What you should do
Using the listing below, copy every line that mentions "później".

Material for this task
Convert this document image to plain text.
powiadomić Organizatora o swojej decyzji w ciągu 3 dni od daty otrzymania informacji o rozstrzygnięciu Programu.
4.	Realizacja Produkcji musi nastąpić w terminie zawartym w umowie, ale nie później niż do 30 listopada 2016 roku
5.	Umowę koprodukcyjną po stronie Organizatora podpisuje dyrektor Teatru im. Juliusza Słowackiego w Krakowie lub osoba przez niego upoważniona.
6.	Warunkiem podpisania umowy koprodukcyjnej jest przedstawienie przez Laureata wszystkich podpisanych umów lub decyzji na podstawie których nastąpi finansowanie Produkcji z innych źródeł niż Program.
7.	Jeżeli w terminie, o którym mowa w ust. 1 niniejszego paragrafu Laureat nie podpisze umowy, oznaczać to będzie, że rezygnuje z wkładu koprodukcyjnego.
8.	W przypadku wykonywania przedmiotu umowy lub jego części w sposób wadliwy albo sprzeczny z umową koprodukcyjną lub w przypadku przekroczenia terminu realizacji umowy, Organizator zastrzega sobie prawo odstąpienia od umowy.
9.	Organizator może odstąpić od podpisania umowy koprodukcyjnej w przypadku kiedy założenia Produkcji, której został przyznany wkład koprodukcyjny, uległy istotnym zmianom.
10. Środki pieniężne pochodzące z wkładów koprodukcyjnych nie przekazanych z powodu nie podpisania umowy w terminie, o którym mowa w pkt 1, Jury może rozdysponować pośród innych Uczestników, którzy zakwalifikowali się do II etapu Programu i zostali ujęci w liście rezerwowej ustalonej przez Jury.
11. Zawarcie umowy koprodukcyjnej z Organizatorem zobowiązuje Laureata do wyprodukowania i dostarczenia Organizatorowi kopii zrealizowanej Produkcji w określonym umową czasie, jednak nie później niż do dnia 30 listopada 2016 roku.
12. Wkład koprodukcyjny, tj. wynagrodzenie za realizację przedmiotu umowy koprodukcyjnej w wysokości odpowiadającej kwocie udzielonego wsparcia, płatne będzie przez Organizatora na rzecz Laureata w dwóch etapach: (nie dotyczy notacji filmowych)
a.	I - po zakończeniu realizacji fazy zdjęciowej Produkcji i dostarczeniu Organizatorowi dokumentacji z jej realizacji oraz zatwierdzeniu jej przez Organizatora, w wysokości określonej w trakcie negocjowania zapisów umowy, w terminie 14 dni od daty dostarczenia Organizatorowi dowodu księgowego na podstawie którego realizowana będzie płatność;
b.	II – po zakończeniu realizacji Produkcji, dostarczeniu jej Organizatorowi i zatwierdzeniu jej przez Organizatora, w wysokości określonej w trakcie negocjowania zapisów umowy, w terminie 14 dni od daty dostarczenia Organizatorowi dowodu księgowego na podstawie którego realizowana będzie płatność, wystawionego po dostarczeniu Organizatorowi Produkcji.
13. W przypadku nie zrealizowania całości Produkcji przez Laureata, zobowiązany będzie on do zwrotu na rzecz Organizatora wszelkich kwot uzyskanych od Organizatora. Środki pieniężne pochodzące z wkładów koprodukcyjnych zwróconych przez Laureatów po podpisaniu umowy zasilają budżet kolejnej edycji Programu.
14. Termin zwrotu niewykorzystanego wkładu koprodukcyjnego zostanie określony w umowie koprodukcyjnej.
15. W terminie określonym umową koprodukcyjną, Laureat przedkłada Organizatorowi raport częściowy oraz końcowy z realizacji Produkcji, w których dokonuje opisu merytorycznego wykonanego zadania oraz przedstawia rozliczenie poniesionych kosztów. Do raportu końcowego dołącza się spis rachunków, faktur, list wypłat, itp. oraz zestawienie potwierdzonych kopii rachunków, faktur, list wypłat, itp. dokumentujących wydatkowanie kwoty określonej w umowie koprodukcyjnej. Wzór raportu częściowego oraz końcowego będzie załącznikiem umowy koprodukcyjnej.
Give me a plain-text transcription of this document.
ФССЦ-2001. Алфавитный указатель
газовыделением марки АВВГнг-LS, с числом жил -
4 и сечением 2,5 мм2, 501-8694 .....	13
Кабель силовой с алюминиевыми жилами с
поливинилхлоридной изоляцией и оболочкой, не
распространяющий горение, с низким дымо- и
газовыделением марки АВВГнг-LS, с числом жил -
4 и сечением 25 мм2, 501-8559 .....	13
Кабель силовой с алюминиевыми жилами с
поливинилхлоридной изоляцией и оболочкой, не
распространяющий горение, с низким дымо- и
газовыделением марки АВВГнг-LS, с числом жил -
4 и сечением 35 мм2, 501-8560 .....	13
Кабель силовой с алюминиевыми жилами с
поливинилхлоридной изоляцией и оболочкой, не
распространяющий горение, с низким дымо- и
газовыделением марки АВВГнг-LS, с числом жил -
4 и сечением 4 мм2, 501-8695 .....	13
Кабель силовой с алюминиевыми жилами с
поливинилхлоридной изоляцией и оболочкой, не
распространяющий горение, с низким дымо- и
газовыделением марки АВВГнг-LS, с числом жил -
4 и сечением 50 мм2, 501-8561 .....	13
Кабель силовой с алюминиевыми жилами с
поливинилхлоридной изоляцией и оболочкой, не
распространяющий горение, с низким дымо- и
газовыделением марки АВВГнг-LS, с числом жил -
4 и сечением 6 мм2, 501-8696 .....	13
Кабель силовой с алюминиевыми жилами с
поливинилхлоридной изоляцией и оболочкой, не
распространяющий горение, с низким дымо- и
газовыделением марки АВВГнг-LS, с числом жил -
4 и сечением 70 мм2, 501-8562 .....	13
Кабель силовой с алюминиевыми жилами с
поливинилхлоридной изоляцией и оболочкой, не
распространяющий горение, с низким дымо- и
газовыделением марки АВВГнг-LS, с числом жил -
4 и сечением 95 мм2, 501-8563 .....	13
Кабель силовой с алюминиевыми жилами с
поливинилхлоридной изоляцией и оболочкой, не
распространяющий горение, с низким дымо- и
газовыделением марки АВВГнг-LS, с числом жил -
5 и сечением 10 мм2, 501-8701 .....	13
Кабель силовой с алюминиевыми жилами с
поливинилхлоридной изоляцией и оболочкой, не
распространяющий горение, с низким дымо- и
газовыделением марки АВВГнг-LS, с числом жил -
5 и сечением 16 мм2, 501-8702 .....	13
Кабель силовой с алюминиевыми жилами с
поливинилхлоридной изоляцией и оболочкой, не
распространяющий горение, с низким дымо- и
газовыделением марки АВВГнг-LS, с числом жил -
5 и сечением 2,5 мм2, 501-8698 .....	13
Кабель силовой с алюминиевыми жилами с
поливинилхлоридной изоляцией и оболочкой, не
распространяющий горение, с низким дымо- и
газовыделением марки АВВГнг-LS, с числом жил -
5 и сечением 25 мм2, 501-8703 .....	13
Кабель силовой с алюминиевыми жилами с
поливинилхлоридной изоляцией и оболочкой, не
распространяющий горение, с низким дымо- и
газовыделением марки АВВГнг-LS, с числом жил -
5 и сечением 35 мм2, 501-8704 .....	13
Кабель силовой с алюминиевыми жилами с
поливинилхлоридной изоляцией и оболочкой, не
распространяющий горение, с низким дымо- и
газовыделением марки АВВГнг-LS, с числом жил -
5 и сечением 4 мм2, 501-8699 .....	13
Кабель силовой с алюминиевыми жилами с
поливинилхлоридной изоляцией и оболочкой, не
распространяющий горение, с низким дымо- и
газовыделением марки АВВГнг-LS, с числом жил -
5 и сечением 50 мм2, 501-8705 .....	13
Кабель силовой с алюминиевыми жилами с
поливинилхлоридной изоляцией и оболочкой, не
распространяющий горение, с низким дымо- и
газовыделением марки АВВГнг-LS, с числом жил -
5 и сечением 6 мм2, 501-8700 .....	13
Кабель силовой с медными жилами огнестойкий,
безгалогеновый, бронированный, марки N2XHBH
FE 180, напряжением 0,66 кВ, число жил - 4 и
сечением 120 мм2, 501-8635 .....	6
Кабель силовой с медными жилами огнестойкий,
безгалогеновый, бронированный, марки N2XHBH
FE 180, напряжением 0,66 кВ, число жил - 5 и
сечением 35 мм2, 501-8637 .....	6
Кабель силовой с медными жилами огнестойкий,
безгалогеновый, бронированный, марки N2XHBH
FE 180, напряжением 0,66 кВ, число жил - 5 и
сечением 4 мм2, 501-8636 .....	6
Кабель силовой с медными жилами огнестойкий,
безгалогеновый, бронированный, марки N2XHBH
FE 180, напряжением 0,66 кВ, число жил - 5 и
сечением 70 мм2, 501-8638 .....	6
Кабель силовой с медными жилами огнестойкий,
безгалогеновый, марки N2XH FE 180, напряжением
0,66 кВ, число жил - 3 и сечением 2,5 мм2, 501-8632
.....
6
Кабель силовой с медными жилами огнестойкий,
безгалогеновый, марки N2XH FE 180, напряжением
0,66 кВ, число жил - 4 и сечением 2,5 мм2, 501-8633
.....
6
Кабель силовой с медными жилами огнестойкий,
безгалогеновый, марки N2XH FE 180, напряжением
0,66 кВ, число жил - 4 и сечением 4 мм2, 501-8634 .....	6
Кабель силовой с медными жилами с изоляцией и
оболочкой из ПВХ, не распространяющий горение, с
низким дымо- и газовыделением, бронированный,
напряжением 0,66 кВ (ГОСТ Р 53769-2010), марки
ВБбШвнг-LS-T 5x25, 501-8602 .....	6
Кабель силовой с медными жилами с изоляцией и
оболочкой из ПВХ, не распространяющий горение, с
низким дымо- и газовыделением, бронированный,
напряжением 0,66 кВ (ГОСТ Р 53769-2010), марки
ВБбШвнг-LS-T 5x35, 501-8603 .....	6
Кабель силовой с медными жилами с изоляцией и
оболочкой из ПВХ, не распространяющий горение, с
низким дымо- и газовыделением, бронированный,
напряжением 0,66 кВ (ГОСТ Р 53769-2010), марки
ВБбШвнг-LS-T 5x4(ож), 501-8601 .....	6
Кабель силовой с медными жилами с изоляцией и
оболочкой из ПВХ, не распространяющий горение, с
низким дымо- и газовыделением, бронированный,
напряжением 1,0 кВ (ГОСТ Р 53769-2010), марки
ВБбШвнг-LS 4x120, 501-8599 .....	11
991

Exercise response
4.	Realizacja Produkcji musi nastąpić w terminie zawartym w umowie, ale nie później niż do 30 listopada 2016 roku
11. Zawarcie umowy koprodukcyjnej z Organizatorem zobowiązuje Laureata do wyprodukowania i dostarczenia Organizatorowi kopii zrealizowanej Produkcji w określonym umową czasie, jednak nie później niż do dnia 30 listopada 2016 roku.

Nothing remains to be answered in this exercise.